*WORK TO DO:* Review the listing and copy each line that holds the word "icehoon".

*Data excerpts:*
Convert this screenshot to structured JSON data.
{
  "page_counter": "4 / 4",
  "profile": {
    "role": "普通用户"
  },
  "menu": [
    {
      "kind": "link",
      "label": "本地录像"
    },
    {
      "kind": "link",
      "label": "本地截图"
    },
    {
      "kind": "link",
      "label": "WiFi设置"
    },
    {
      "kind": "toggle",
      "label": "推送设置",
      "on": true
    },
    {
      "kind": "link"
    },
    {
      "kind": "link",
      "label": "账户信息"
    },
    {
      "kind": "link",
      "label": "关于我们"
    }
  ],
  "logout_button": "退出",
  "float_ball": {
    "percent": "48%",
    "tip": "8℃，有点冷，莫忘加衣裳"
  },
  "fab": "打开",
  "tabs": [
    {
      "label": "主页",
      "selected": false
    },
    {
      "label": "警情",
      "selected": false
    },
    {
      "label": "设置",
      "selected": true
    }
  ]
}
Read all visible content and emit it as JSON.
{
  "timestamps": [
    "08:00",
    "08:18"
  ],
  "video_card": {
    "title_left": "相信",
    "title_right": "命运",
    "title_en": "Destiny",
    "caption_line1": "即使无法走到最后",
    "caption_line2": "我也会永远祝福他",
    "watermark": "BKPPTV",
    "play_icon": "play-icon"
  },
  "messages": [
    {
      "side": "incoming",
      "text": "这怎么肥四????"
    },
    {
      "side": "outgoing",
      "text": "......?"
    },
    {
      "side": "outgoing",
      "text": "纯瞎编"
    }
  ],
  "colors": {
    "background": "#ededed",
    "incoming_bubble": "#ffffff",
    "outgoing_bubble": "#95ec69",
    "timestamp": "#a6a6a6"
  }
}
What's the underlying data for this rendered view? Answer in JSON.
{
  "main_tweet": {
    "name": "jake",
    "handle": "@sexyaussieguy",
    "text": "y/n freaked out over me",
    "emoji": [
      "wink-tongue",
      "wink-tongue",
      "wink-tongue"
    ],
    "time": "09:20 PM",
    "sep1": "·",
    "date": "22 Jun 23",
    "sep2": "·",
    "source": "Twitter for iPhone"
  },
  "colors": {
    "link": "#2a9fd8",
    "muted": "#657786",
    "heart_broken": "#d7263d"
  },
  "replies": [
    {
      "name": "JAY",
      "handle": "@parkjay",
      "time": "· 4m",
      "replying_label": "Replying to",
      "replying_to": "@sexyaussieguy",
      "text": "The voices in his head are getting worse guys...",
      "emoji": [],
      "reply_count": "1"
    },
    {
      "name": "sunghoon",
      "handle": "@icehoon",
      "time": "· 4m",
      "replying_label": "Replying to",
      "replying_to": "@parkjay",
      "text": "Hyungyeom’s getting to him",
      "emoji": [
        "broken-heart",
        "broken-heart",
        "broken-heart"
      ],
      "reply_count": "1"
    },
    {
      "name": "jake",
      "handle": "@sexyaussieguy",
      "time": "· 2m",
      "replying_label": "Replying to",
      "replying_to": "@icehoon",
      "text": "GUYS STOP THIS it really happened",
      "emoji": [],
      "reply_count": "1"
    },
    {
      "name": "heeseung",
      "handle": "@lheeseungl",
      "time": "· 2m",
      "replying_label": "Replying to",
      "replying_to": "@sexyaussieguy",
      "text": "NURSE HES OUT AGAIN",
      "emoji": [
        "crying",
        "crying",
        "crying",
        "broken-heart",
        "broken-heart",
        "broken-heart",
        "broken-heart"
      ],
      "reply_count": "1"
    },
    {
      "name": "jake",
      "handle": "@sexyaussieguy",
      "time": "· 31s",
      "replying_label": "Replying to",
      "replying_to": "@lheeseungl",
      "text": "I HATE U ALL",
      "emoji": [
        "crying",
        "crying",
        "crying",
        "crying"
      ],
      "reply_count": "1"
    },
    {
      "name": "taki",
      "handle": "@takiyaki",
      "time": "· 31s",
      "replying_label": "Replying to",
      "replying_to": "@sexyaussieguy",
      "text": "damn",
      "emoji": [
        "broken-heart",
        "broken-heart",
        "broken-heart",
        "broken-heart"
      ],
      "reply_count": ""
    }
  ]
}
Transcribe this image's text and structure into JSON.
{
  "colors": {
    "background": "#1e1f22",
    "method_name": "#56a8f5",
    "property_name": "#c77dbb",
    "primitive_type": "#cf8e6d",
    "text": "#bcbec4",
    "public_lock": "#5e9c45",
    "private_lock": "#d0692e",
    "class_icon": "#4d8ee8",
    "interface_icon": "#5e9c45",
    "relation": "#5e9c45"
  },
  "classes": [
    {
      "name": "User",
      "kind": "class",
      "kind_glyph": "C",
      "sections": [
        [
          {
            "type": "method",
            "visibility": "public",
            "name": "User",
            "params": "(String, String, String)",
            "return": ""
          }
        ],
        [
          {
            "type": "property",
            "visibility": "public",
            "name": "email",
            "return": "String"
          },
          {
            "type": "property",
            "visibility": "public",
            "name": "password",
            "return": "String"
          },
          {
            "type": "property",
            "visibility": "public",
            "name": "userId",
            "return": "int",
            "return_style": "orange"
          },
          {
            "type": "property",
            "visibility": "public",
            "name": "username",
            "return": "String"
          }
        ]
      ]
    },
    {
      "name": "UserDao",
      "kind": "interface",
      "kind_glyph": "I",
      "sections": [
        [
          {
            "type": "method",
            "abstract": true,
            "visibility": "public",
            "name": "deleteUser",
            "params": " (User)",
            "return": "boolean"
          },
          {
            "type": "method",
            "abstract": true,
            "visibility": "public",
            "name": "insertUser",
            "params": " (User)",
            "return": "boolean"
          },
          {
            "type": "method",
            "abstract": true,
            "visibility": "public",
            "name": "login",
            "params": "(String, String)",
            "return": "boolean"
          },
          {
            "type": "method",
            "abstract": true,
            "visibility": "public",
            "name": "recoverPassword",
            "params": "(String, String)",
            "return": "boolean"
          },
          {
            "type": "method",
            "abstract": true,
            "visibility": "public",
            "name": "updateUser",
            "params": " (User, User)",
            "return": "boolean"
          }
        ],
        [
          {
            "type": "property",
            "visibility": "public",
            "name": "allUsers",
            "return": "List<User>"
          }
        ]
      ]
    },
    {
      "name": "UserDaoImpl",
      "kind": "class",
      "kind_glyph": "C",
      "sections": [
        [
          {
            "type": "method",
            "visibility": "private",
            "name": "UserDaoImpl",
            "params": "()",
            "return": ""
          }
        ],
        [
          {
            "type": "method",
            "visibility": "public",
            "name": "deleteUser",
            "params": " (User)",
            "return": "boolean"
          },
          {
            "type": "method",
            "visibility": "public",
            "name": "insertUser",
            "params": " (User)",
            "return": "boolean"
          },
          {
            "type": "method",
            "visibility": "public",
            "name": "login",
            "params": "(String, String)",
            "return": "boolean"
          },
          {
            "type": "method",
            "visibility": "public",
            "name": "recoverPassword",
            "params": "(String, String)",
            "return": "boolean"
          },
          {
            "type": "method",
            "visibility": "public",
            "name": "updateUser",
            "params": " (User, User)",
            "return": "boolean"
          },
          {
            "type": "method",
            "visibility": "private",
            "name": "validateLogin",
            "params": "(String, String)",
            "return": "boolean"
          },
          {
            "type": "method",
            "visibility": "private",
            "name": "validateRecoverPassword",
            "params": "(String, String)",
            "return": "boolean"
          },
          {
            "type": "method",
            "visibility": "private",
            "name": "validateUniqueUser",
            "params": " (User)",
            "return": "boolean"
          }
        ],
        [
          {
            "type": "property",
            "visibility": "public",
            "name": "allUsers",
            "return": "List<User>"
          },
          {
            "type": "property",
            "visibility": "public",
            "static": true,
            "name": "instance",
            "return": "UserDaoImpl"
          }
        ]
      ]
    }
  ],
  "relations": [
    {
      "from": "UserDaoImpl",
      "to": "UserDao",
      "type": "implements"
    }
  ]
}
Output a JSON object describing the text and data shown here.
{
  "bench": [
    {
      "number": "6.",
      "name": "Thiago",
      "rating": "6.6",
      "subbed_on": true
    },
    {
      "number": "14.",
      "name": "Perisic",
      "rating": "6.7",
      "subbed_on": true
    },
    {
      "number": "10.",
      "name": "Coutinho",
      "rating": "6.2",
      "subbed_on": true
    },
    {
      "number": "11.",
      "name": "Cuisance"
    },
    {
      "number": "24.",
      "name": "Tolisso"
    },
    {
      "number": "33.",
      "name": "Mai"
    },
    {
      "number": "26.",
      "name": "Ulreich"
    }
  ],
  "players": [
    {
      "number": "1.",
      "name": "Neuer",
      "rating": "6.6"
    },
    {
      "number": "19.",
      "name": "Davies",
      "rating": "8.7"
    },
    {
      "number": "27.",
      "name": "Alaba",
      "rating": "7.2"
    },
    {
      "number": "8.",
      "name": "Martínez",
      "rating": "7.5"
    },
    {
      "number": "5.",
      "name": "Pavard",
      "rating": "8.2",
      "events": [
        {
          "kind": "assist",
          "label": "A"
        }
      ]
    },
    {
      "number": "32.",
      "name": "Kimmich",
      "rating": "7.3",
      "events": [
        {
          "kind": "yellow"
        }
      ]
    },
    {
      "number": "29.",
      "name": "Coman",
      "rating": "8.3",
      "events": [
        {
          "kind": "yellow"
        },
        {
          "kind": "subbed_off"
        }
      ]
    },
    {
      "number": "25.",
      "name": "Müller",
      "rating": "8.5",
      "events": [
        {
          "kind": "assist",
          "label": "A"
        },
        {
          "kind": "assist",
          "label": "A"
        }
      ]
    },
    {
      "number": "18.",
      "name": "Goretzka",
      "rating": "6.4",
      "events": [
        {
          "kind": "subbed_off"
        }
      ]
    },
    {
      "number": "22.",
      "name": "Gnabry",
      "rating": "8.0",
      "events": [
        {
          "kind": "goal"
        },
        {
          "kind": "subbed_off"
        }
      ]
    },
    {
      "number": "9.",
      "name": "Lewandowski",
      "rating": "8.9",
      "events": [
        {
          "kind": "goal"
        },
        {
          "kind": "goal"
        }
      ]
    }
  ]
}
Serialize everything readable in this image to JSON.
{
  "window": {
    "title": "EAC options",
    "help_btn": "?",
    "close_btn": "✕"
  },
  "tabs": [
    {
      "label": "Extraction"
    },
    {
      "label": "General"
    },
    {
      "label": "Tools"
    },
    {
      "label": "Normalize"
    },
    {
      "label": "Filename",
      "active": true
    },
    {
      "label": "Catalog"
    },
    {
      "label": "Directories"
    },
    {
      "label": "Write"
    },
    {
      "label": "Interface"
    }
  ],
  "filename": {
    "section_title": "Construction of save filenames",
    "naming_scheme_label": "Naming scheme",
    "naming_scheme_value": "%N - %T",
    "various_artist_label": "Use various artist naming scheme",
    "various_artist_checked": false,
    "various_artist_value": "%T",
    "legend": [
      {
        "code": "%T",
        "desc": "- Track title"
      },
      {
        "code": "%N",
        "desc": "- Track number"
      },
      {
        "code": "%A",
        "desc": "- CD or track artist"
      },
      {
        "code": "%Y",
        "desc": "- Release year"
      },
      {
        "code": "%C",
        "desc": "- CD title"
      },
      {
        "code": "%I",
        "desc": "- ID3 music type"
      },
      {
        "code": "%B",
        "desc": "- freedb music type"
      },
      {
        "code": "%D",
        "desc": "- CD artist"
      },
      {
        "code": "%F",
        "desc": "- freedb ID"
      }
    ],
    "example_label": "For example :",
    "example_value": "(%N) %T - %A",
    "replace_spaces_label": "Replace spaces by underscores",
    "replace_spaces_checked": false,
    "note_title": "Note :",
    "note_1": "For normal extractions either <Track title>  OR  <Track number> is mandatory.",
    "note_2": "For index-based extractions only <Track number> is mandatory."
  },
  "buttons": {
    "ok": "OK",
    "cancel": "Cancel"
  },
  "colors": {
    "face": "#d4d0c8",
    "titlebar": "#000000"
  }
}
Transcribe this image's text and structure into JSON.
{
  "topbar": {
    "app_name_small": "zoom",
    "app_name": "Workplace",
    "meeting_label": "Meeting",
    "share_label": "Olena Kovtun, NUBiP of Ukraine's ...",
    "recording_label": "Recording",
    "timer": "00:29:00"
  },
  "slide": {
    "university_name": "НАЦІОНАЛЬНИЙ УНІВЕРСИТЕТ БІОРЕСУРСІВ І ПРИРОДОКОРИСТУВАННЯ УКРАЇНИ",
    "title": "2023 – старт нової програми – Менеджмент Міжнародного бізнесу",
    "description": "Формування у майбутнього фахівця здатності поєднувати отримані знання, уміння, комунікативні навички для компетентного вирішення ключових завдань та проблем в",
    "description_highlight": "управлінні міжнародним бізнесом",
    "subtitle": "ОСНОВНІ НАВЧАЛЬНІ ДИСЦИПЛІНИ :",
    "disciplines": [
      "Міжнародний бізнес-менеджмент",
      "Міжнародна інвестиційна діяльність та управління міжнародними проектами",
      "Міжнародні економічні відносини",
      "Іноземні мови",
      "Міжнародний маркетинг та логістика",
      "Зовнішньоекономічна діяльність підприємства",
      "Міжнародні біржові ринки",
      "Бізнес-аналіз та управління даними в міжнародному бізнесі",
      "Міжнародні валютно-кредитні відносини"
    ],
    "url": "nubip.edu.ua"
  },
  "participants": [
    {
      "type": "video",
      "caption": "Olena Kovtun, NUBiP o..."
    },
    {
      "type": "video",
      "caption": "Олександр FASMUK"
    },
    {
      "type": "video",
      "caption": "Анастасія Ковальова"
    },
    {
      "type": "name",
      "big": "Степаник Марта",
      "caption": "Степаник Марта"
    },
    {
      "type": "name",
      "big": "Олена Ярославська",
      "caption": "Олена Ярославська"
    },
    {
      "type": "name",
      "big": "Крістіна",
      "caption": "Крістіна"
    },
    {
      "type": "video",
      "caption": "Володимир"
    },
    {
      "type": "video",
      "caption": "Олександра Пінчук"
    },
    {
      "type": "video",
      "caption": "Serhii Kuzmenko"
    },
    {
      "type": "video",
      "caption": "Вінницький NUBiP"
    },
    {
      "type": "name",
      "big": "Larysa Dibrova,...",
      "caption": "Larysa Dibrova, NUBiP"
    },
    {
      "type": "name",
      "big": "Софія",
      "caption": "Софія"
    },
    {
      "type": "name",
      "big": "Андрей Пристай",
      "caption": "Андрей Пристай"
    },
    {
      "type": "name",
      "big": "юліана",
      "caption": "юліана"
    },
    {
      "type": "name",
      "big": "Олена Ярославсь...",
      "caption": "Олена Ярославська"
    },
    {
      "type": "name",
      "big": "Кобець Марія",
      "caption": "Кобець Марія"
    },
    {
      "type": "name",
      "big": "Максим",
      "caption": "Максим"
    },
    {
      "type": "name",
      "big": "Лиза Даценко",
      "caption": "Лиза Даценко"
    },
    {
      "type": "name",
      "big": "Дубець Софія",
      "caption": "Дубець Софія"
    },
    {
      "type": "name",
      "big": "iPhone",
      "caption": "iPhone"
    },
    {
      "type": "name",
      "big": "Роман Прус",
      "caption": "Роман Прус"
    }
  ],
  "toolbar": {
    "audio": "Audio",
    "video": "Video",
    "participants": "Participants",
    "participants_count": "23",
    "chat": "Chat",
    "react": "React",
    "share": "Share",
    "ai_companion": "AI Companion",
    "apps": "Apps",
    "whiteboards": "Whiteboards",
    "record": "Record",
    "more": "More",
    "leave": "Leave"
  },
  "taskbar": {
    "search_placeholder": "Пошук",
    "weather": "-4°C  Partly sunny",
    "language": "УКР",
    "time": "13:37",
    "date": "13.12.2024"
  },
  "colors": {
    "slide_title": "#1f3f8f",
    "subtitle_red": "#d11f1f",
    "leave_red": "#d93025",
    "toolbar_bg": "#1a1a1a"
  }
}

*RESPONSE TO THIS EXERCISE:*
      "handle": "@icehoon",
      "replying_to": "@icehoon",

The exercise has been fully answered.